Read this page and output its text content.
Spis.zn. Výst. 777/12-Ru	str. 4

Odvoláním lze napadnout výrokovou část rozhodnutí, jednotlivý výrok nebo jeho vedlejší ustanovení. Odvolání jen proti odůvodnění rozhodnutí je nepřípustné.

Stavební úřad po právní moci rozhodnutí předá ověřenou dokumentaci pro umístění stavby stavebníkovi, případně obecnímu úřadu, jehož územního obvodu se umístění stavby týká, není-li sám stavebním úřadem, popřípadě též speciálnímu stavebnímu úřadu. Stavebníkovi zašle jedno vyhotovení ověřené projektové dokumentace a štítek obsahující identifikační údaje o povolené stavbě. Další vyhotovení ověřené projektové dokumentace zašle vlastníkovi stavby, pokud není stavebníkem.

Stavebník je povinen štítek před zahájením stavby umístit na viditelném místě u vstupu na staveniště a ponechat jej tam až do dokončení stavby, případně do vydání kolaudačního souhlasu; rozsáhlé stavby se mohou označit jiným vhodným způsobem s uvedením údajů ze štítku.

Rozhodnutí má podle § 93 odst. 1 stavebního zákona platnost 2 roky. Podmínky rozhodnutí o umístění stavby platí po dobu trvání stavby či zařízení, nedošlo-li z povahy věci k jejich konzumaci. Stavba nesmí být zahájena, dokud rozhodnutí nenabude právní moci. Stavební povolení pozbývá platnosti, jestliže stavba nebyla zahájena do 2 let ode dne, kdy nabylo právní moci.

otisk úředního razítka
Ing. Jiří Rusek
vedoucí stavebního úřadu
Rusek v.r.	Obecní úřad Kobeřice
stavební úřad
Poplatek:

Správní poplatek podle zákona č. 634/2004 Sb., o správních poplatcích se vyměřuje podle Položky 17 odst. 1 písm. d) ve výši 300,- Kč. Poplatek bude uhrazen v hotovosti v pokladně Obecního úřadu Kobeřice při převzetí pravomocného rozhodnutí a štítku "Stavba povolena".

YOUR GOAL
Look above for every line with the word "Kobeřice" and copy it.

ANSWER FOR THE TASK
Rusek v.r.	Obecní úřad Kobeřice
Správní poplatek podle zákona č. 634/2004 Sb., o správních poplatcích se vyměřuje podle Položky 17 odst. 1 písm. d) ve výši 300,- Kč. Poplatek bude uhrazen v hotovosti v pokladně Obecního úřadu Kobeřice při převzetí pravomocného rozhodnutí a štítku "Stavba povolena".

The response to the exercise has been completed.